*WORK TO DO*: Transcribe every record that appears below, exactly and in full.

[Data entries for graphics]
※

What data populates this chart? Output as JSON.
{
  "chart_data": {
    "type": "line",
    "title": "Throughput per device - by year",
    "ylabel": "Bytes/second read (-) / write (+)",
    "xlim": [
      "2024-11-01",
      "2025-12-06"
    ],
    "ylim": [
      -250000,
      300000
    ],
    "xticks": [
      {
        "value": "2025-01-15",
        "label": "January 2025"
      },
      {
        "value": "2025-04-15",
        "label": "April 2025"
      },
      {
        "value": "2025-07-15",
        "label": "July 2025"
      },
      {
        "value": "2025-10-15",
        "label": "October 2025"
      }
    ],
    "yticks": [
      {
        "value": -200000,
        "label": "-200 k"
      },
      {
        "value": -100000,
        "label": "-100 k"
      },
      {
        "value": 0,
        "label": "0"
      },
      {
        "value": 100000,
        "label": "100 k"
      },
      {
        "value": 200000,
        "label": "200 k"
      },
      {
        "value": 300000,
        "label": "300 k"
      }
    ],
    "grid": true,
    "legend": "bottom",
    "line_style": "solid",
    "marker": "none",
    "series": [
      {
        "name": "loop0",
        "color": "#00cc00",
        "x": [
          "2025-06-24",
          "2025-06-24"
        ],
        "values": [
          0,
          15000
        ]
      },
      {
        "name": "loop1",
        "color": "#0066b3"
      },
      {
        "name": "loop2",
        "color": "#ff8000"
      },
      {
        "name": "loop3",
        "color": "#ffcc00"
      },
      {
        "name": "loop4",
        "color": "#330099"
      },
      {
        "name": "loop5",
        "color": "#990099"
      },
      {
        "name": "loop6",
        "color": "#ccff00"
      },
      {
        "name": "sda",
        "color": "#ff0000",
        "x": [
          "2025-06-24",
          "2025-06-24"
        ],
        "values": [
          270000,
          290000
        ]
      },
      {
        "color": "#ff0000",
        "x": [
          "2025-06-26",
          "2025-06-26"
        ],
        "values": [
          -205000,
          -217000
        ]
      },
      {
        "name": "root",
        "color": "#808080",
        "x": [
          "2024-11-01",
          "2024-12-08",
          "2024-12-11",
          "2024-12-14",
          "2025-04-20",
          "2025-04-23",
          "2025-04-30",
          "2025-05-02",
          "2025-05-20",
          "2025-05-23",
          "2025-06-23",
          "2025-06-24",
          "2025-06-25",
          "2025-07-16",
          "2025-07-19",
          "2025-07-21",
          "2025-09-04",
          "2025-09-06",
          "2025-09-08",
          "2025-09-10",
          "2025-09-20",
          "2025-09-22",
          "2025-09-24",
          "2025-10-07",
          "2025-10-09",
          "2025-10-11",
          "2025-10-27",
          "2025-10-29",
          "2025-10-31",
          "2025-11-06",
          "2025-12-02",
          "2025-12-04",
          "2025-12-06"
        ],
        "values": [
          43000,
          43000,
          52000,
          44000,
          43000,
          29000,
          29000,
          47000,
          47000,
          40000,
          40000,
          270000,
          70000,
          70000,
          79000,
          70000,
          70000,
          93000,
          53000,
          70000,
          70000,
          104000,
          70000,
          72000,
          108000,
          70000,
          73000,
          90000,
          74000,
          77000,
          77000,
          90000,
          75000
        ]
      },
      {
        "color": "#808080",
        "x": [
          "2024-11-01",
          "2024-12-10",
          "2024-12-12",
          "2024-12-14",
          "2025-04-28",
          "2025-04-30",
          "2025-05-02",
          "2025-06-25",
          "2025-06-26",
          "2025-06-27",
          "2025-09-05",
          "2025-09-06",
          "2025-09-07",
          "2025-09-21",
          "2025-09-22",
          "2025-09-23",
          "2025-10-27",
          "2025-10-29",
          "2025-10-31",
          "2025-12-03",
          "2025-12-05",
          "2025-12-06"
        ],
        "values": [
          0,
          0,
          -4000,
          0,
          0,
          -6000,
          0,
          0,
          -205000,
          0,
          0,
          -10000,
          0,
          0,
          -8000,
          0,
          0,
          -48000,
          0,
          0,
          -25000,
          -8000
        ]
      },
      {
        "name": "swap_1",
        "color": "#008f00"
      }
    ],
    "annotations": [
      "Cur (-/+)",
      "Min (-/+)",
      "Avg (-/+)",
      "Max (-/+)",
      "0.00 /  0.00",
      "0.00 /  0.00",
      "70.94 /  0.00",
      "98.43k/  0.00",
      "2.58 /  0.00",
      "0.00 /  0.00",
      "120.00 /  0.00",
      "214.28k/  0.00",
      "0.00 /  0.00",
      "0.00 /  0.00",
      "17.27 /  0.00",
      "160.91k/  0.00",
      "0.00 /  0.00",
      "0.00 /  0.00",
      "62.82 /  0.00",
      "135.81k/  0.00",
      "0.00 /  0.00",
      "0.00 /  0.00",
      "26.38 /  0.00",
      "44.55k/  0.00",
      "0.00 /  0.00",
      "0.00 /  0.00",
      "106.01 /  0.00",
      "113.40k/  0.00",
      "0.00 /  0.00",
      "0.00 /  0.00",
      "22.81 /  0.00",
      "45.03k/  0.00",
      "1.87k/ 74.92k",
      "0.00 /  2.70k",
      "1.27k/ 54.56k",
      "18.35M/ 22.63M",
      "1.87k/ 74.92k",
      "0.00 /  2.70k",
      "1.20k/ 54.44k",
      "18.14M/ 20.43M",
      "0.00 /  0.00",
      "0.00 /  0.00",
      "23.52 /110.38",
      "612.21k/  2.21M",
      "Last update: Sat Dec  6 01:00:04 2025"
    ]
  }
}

※

*RESPONSE TO THIS EXERCISE*:
What data populates this chart? Output as JSON.
{
  "chart_data": {
    "type": "line",
    "title": "Throughput per device - by year",
    "ylabel": "Bytes/second read (-) / write (+)",
    "xlim": [
      "2024-11-01",
      "2025-12-06"
    ],
    "ylim": [
      -250000,
      300000
    ],
    "xticks": [
      {
        "value": "2025-01-15",
        "label": "January 2025"
      },
      {
        "value": "2025-04-15",
        "label": "April 2025"
      },
      {
        "value": "2025-07-15",
        "label": "July 2025"
      },
      {
        "value": "2025-10-15",
        "label": "October 2025"
      }
    ],
    "yticks": [
      {
        "value": -200000,
        "label": "-200 k"
      },
      {
        "value": -100000,
        "label": "-100 k"
      },
      {
        "value": 0,
        "label": "0"
      },
      {
        "value": 100000,
        "label": "100 k"
      },
      {
        "value": 200000,
        "label": "200 k"
      },
      {
        "value": 300000,
        "label": "300 k"
      }
    ],
    "grid": true,
    "legend": "bottom",
    "line_style": "solid",
    "marker": "none",
    "series": [
      {
        "name": "loop0",
        "color": "#00cc00",
        "x": [
          "2025-06-24",
          "2025-06-24"
        ],
        "values": [
          0,
          15000
        ]
      },
      {
        "name": "loop1",
        "color": "#0066b3"
      },
      {
        "name": "loop2",
        "color": "#ff8000"
      },
      {
        "name": "loop3",
        "color": "#ffcc00"
      },
      {
        "name": "loop4",
        "color": "#330099"
      },
      {
        "name": "loop5",
        "color": "#990099"
      },
      {
        "name": "loop6",
        "color": "#ccff00"
      },
      {
        "name": "sda",
        "color": "#ff0000",
        "x": [
          "2025-06-24",
          "2025-06-24"
        ],
        "values": [
          270000,
          290000
        ]
      },
      {
        "color": "#ff0000",
        "x": [
          "2025-06-26",
          "2025-06-26"
        ],
        "values": [
          -205000,
          -217000
        ]
      },
      {
        "name": "root",
        "color": "#808080",
        "x": [
          "2024-11-01",
          "2024-12-08",
          "2024-12-11",
          "2024-12-14",
          "2025-04-20",
          "2025-04-23",
          "2025-04-30",
          "2025-05-02",
          "2025-05-20",
          "2025-05-23",
          "2025-06-23",
          "2025-06-24",
          "2025-06-25",
          "2025-07-16",
          "2025-07-19",
          "2025-07-21",
          "2025-09-04",
          "2025-09-06",
          "2025-09-08",
          "2025-09-10",
          "2025-09-20",
          "2025-09-22",
          "2025-09-24",
          "2025-10-07",
          "2025-10-09",
          "2025-10-11",
          "2025-10-27",
          "2025-10-29",
          "2025-10-31",
          "2025-11-06",
          "2025-12-02",
          "2025-12-04",
          "2025-12-06"
        ],
        "values": [
          43000,
          43000,
          52000,
          44000,
          43000,
          29000,
          29000,
          47000,
          47000,
          40000,
          40000,
          270000,
          70000,
          70000,
          79000,
          70000,
          70000,
          93000,
          53000,
          70000,
          70000,
          104000,
          70000,
          72000,
          108000,
          70000,
          73000,
          90000,
          74000,
          77000,
          77000,
          90000,
          75000
        ]
      },
      {
        "color": "#808080",
        "x": [
          "2024-11-01",
          "2024-12-10",
          "2024-12-12",
          "2024-12-14",
          "2025-04-28",
          "2025-04-30",
          "2025-05-02",
          "2025-06-25",
          "2025-06-26",
          "2025-06-27",
          "2025-09-05",
          "2025-09-06",
          "2025-09-07",
          "2025-09-21",
          "2025-09-22",
          "2025-09-23",
          "2025-10-27",
          "2025-10-29",
          "2025-10-31",
          "2025-12-03",
          "2025-12-05",
          "2025-12-06"
        ],
        "values": [
          0,
          0,
          -4000,
          0,
          0,
          -6000,
          0,
          0,
          -205000,
          0,
          0,
          -10000,
          0,
          0,
          -8000,
          0,
          0,
          -48000,
          0,
          0,
          -25000,
          -8000
        ]
      },
      {
        "name": "swap_1",
        "color": "#008f00"
      }
    ],
    "annotations": [
      "Cur (-/+)",
      "Min (-/+)",
      "Avg (-/+)",
      "Max (-/+)",
      "0.00 /  0.00",
      "0.00 /  0.00",
      "70.94 /  0.00",
      "98.43k/  0.00",
      "2.58 /  0.00",
      "0.00 /  0.00",
      "120.00 /  0.00",
      "214.28k/  0.00",
      "0.00 /  0.00",
      "0.00 /  0.00",
      "17.27 /  0.00",
      "160.91k/  0.00",
      "0.00 /  0.00",
      "0.00 /  0.00",
      "62.82 /  0.00",
      "135.81k/  0.00",
      "0.00 /  0.00",
      "0.00 /  0.00",
      "26.38 /  0.00",
      "44.55k/  0.00",
      "0.00 /  0.00",
      "0.00 /  0.00",
      "106.01 /  0.00",
      "113.40k/  0.00",
      "0.00 /  0.00",
      "0.00 /  0.00",
      "22.81 /  0.00",
      "45.03k/  0.00",
      "1.87k/ 74.92k",
      "0.00 /  2.70k",
      "1.27k/ 54.56k",
      "18.35M/ 22.63M",
      "1.87k/ 74.92k",
      "0.00 /  2.70k",
      "1.20k/ 54.44k",
      "18.14M/ 20.43M",
      "0.00 /  0.00",
      "0.00 /  0.00",
      "23.52 /110.38",
      "612.21k/  2.21M",
      "Last update: Sat Dec  6 01:00:04 2025"
    ]
  }
}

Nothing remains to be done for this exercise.